Goal of the exercise - Below are some entries; can you quote all of them exactly?

────────────────

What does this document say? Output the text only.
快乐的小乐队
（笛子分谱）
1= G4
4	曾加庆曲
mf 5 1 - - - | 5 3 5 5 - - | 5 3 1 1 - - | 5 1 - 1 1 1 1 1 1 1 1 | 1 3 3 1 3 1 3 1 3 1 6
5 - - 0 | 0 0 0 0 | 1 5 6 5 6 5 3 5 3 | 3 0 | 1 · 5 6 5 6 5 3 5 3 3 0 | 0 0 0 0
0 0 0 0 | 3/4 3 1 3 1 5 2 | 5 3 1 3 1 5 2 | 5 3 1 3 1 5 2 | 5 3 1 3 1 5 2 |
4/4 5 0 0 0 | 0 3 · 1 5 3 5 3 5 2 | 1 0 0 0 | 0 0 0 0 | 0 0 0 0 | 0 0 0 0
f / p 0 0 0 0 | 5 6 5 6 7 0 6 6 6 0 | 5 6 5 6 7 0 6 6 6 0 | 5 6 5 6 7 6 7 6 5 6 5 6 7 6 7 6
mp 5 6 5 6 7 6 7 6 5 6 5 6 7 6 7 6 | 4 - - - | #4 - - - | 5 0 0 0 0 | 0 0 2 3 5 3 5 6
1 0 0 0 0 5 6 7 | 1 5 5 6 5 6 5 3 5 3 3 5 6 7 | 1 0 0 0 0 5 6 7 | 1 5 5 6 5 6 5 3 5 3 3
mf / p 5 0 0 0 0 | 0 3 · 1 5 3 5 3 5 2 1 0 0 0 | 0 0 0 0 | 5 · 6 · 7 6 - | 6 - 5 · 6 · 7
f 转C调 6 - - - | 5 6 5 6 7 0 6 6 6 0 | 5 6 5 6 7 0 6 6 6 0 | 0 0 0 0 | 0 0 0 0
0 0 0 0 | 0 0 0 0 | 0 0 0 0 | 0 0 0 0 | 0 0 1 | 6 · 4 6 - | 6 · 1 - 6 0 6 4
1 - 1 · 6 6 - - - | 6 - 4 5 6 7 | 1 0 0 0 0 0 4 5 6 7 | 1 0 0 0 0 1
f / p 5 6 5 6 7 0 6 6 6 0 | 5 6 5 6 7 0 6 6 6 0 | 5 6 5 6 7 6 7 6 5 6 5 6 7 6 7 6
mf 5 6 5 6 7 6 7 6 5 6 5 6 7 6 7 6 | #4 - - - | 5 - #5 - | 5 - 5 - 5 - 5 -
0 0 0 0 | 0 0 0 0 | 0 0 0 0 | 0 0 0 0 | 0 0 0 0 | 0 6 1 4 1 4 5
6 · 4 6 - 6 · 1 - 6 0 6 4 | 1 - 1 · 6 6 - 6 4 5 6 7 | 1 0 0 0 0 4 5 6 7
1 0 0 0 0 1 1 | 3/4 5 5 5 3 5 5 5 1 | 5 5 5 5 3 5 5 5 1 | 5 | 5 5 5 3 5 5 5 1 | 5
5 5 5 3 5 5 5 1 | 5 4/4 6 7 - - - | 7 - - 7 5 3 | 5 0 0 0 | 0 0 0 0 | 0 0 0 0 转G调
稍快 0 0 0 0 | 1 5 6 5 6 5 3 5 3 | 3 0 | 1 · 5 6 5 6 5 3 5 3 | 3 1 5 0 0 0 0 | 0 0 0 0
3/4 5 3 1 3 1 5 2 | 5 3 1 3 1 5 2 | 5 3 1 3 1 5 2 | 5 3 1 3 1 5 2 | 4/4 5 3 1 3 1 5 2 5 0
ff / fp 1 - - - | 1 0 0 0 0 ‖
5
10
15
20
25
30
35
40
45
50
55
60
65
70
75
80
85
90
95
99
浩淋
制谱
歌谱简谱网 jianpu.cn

────────────────

Final result -
What does this document say? Output the text only.
快乐的小乐队
（笛子分谱）
1= G4
4	曾加庆曲
mf 5 1 - - - | 5 3 5 5 - - | 5 3 1 1 - - | 5 1 - 1 1 1 1 1 1 1 1 | 1 3 3 1 3 1 3 1 3 1 6
5 - - 0 | 0 0 0 0 | 1 5 6 5 6 5 3 5 3 | 3 0 | 1 · 5 6 5 6 5 3 5 3 3 0 | 0 0 0 0
0 0 0 0 | 3/4 3 1 3 1 5 2 | 5 3 1 3 1 5 2 | 5 3 1 3 1 5 2 | 5 3 1 3 1 5 2 |
4/4 5 0 0 0 | 0 3 · 1 5 3 5 3 5 2 | 1 0 0 0 | 0 0 0 0 | 0 0 0 0 | 0 0 0 0
f / p 0 0 0 0 | 5 6 5 6 7 0 6 6 6 0 | 5 6 5 6 7 0 6 6 6 0 | 5 6 5 6 7 6 7 6 5 6 5 6 7 6 7 6
mp 5 6 5 6 7 6 7 6 5 6 5 6 7 6 7 6 | 4 - - - | #4 - - - | 5 0 0 0 0 | 0 0 2 3 5 3 5 6
1 0 0 0 0 5 6 7 | 1 5 5 6 5 6 5 3 5 3 3 5 6 7 | 1 0 0 0 0 5 6 7 | 1 5 5 6 5 6 5 3 5 3 3
mf / p 5 0 0 0 0 | 0 3 · 1 5 3 5 3 5 2 1 0 0 0 | 0 0 0 0 | 5 · 6 · 7 6 - | 6 - 5 · 6 · 7
f 转C调 6 - - - | 5 6 5 6 7 0 6 6 6 0 | 5 6 5 6 7 0 6 6 6 0 | 0 0 0 0 | 0 0 0 0
0 0 0 0 | 0 0 0 0 | 0 0 0 0 | 0 0 0 0 | 0 0 1 | 6 · 4 6 - | 6 · 1 - 6 0 6 4
1 - 1 · 6 6 - - - | 6 - 4 5 6 7 | 1 0 0 0 0 0 4 5 6 7 | 1 0 0 0 0 1
f / p 5 6 5 6 7 0 6 6 6 0 | 5 6 5 6 7 0 6 6 6 0 | 5 6 5 6 7 6 7 6 5 6 5 6 7 6 7 6
mf 5 6 5 6 7 6 7 6 5 6 5 6 7 6 7 6 | #4 - - - | 5 - #5 - | 5 - 5 - 5 - 5 -
0 0 0 0 | 0 0 0 0 | 0 0 0 0 | 0 0 0 0 | 0 0 0 0 | 0 6 1 4 1 4 5
6 · 4 6 - 6 · 1 - 6 0 6 4 | 1 - 1 · 6 6 - 6 4 5 6 7 | 1 0 0 0 0 4 5 6 7
1 0 0 0 0 1 1 | 3/4 5 5 5 3 5 5 5 1 | 5 5 5 5 3 5 5 5 1 | 5 | 5 5 5 3 5 5 5 1 | 5
5 5 5 3 5 5 5 1 | 5 4/4 6 7 - - - | 7 - - 7 5 3 | 5 0 0 0 | 0 0 0 0 | 0 0 0 0 转G调
稍快 0 0 0 0 | 1 5 6 5 6 5 3 5 3 | 3 0 | 1 · 5 6 5 6 5 3 5 3 | 3 1 5 0 0 0 0 | 0 0 0 0
3/4 5 3 1 3 1 5 2 | 5 3 1 3 1 5 2 | 5 3 1 3 1 5 2 | 5 3 1 3 1 5 2 | 4/4 5 3 1 3 1 5 2 5 0
ff / fp 1 - - - | 1 0 0 0 0 ‖
5
10
15
20
25
30
35
40
45
50
55
60
65
70
75
80
85
90
95
99
浩淋
制谱
歌谱简谱网 jianpu.cn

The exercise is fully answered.